** start ENTRIES SUPPLIED **
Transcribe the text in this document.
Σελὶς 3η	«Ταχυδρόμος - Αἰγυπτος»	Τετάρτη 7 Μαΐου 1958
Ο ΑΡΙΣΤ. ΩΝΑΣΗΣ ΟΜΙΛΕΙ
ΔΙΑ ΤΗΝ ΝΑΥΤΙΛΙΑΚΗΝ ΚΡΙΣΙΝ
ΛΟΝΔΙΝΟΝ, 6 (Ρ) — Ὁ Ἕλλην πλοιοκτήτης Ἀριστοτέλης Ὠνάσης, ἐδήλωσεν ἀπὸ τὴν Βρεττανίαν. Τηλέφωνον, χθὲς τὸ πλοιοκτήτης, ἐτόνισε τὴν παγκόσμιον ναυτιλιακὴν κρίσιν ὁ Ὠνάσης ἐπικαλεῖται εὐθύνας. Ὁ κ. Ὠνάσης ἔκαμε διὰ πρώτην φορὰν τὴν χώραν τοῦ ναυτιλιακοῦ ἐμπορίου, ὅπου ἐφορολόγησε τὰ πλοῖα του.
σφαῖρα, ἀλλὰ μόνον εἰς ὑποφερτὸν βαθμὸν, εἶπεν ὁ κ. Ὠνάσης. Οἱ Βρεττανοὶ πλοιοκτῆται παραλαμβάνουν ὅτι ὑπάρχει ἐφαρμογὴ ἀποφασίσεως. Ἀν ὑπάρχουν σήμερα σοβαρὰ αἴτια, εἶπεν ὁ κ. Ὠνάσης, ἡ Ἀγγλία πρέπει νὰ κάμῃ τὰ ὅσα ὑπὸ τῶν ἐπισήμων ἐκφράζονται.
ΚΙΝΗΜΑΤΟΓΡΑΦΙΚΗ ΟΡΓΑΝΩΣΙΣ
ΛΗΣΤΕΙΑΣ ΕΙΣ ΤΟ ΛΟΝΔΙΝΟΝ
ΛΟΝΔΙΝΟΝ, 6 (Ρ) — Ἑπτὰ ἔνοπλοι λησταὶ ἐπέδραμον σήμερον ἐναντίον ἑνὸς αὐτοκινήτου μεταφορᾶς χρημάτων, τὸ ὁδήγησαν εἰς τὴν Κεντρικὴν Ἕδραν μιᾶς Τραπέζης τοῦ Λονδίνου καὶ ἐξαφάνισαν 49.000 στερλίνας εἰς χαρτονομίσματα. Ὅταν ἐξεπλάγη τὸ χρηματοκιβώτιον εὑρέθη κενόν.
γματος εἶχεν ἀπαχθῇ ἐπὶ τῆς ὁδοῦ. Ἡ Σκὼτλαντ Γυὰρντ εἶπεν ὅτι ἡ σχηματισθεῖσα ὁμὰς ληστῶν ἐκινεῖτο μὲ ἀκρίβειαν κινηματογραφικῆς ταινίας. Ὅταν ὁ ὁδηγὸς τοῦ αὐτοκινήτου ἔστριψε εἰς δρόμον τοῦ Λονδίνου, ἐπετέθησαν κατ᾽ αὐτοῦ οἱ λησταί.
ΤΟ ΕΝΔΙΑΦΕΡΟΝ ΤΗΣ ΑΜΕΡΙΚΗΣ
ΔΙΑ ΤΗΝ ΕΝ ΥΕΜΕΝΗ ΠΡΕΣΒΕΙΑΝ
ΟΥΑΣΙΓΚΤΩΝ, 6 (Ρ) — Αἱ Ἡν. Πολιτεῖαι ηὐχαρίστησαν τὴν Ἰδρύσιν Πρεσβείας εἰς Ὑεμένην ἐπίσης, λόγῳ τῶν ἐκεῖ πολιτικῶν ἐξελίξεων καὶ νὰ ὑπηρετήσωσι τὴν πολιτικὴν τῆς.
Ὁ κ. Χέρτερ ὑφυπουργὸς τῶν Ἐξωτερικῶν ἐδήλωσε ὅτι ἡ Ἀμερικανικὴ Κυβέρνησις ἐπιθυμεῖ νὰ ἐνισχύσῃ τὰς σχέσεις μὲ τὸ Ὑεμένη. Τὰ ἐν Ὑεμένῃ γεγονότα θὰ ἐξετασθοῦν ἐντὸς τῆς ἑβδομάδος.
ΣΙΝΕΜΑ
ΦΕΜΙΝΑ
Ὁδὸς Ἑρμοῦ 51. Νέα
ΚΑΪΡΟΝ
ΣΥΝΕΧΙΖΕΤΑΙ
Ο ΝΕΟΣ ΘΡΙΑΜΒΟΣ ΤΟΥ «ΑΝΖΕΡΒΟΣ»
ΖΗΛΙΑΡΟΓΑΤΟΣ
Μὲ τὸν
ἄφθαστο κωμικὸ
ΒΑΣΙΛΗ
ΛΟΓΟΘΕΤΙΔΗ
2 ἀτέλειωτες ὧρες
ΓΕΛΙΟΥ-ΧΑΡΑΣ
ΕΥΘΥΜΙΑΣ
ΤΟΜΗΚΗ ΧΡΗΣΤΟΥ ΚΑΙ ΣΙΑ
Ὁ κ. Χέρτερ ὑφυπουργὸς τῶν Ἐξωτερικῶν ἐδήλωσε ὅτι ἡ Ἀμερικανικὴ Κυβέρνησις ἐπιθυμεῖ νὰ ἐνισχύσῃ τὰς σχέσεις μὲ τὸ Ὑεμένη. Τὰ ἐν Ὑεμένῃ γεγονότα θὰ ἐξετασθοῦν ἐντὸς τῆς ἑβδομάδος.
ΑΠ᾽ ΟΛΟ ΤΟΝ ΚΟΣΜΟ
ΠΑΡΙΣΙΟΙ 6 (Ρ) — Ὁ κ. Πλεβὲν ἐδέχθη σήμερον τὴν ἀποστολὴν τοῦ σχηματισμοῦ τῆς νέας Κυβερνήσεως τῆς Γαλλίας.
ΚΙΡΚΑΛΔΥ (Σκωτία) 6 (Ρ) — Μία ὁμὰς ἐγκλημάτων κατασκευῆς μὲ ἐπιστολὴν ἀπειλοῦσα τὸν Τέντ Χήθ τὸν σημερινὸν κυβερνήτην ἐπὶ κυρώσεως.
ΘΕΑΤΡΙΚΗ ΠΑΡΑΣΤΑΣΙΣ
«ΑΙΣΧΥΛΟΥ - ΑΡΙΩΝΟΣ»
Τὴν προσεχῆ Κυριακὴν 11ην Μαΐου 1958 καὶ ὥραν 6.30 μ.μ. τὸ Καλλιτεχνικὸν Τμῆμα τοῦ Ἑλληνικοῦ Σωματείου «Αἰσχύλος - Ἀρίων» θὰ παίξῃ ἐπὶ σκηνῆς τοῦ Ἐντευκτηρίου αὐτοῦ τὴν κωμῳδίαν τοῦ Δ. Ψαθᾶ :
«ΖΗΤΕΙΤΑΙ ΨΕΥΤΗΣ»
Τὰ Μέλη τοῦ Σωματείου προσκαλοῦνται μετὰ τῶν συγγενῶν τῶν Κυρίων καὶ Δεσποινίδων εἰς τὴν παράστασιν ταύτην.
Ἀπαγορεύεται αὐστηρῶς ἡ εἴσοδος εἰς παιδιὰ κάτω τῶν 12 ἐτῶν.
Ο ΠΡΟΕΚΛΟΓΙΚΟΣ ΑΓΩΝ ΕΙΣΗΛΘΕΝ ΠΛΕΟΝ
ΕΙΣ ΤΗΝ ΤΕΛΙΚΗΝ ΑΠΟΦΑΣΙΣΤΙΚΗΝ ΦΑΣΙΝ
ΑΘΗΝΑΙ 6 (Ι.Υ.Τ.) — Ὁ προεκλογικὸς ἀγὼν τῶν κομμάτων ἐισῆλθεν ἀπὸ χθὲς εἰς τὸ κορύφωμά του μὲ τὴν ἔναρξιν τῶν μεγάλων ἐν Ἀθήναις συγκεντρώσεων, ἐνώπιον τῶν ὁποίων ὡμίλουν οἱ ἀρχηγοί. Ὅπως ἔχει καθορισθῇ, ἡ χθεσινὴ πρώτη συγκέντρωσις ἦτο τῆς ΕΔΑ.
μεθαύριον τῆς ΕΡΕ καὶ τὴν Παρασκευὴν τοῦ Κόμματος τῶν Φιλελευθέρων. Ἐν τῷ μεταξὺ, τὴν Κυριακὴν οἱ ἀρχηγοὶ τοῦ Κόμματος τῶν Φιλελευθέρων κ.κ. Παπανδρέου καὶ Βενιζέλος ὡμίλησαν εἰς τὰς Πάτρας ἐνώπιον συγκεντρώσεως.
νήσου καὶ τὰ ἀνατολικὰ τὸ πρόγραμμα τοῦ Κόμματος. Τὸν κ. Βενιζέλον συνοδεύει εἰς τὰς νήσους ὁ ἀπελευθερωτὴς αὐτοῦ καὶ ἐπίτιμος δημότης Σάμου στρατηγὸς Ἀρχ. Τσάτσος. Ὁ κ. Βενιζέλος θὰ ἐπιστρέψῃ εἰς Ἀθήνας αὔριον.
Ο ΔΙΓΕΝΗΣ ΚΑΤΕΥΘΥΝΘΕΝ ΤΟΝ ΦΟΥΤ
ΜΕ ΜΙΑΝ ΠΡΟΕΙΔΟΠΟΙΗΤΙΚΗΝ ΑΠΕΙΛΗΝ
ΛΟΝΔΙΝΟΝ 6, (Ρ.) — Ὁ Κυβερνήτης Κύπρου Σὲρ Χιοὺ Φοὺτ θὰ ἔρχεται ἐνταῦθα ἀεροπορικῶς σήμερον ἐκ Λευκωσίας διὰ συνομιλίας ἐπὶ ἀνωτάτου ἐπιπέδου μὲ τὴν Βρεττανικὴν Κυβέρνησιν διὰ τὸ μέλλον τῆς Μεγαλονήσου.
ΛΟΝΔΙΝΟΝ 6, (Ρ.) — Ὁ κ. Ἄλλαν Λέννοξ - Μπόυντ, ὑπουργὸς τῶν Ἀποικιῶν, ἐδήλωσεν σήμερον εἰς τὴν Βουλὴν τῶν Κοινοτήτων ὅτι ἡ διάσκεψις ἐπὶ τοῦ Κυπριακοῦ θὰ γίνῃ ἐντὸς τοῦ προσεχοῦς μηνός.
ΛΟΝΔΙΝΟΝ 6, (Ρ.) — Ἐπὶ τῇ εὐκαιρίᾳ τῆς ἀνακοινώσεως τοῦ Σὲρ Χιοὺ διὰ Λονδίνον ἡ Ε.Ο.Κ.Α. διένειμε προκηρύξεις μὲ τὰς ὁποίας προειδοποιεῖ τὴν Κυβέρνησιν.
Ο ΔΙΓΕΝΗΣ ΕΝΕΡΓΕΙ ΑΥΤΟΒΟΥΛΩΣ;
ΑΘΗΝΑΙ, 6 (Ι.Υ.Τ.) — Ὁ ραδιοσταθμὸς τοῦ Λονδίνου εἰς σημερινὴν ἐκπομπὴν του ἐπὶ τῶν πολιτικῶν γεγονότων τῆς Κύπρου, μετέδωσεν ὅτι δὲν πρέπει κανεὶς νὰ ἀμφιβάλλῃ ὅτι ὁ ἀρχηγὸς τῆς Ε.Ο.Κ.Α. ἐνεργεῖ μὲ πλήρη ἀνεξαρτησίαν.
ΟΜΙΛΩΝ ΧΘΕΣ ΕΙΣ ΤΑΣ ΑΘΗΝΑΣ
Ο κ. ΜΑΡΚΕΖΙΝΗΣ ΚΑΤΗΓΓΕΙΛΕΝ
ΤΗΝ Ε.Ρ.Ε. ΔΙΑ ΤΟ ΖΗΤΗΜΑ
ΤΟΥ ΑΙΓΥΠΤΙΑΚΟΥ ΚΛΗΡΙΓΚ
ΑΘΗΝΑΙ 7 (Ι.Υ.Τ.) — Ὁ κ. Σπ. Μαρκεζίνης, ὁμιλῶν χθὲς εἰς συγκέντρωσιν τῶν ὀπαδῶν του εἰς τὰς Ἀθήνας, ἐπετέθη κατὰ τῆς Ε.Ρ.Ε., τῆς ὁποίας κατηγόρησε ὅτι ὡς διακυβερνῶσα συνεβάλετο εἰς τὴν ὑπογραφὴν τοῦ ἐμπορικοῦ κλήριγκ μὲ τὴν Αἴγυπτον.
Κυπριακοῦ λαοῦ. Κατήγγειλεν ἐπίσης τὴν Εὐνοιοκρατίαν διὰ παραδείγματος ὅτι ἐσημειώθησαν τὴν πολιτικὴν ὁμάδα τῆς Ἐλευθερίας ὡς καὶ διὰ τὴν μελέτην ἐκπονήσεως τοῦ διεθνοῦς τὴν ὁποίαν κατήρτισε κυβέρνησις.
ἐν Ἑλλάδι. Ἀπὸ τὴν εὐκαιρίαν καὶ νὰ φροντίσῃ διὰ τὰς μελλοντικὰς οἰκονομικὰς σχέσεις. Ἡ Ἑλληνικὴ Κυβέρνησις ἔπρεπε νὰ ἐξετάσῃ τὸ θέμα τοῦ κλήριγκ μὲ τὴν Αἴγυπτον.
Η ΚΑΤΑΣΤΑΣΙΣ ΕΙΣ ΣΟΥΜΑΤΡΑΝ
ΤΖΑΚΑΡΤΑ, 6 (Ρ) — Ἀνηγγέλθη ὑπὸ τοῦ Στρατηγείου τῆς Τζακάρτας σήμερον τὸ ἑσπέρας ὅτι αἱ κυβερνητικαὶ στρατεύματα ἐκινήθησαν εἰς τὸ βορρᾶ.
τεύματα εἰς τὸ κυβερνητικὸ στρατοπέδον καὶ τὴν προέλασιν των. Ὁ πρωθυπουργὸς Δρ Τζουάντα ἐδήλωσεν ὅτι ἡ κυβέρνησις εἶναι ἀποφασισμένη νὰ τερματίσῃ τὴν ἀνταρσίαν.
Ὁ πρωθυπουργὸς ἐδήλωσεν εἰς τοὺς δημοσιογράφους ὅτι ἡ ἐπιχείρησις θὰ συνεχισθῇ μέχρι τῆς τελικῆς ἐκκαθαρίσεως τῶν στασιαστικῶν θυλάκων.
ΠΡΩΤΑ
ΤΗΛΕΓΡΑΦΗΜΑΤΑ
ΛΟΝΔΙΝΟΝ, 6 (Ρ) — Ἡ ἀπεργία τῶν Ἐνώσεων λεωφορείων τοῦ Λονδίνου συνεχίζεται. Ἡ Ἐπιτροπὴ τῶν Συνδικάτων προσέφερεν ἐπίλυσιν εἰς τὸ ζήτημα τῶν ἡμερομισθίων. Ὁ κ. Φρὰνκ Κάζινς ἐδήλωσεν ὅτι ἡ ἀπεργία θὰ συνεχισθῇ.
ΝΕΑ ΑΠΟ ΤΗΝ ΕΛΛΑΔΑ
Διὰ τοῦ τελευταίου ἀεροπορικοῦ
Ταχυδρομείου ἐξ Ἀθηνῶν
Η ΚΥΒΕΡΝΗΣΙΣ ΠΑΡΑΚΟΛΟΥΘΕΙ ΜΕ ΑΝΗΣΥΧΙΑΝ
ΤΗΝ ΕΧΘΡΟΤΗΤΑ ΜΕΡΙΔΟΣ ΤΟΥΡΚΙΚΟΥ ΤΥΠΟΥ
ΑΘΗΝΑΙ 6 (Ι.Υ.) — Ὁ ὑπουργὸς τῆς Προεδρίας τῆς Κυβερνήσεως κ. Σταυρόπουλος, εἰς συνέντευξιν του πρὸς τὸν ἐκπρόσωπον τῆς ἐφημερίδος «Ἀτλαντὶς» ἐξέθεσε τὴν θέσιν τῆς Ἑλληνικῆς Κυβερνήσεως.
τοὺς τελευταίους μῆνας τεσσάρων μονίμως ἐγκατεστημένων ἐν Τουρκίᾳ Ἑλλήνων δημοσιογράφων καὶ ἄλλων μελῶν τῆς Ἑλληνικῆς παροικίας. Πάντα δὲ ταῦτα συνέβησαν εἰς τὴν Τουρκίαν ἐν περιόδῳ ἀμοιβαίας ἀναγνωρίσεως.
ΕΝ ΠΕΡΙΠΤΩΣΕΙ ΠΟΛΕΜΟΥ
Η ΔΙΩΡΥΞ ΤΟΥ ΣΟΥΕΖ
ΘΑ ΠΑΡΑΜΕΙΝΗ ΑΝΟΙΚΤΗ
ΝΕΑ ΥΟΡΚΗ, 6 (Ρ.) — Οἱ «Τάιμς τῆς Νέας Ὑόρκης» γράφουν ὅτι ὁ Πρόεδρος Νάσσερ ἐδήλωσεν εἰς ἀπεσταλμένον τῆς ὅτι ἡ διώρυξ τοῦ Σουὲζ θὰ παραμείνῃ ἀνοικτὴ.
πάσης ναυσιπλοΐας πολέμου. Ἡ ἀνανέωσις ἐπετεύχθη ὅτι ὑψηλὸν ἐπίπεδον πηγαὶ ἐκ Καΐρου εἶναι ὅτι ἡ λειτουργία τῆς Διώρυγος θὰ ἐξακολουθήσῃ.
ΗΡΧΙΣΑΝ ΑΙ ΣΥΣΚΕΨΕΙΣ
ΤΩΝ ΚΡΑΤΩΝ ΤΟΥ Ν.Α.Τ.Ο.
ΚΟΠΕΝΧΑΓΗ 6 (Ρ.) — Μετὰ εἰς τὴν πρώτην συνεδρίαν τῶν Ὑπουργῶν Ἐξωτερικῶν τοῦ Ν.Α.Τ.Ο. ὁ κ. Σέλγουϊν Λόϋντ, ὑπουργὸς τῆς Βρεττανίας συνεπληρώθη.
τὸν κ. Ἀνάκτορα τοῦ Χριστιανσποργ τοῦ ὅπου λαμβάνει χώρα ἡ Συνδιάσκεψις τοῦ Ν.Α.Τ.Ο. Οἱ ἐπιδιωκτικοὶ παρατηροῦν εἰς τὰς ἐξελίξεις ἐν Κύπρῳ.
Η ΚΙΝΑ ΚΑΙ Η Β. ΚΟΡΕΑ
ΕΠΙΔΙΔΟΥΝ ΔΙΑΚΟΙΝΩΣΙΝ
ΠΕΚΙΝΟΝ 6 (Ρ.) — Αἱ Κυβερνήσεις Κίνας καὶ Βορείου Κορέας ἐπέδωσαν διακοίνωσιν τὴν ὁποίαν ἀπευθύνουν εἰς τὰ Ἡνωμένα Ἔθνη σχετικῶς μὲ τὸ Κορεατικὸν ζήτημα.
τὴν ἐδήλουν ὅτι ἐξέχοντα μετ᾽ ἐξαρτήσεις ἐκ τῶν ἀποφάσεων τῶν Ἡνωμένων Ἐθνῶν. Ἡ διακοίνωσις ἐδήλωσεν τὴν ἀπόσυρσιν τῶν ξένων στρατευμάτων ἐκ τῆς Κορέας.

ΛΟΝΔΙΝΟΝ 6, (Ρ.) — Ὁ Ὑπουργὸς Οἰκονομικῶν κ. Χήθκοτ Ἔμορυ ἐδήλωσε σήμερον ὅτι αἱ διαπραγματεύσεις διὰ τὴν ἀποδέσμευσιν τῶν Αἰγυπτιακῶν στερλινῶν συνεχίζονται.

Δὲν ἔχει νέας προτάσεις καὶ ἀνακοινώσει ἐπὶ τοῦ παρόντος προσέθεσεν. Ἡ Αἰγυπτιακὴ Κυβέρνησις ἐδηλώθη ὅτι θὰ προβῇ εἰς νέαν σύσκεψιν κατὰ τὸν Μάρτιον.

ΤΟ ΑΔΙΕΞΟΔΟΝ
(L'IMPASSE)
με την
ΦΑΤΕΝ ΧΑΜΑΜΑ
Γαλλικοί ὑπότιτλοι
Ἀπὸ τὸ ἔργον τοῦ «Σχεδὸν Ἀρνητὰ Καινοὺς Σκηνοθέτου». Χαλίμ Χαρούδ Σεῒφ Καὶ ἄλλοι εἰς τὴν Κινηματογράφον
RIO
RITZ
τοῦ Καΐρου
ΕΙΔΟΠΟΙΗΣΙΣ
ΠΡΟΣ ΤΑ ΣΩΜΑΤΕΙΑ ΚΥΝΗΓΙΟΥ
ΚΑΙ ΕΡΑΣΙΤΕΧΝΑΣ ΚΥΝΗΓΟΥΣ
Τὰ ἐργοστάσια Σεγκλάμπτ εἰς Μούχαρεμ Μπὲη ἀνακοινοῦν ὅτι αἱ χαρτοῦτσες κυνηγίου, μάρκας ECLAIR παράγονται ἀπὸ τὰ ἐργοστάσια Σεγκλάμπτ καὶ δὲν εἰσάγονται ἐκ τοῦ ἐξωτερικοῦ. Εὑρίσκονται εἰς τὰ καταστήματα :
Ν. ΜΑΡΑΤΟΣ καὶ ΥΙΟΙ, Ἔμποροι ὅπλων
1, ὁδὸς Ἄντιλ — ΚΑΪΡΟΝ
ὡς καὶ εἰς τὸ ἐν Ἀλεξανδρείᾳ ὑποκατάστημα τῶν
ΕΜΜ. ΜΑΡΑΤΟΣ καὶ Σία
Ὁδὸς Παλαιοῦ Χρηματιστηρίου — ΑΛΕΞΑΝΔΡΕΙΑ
** end ENTRIES SUPPLIED **
Looking at the entries above, state how many lines contain "Βενιζέλος"; give the number alone.

2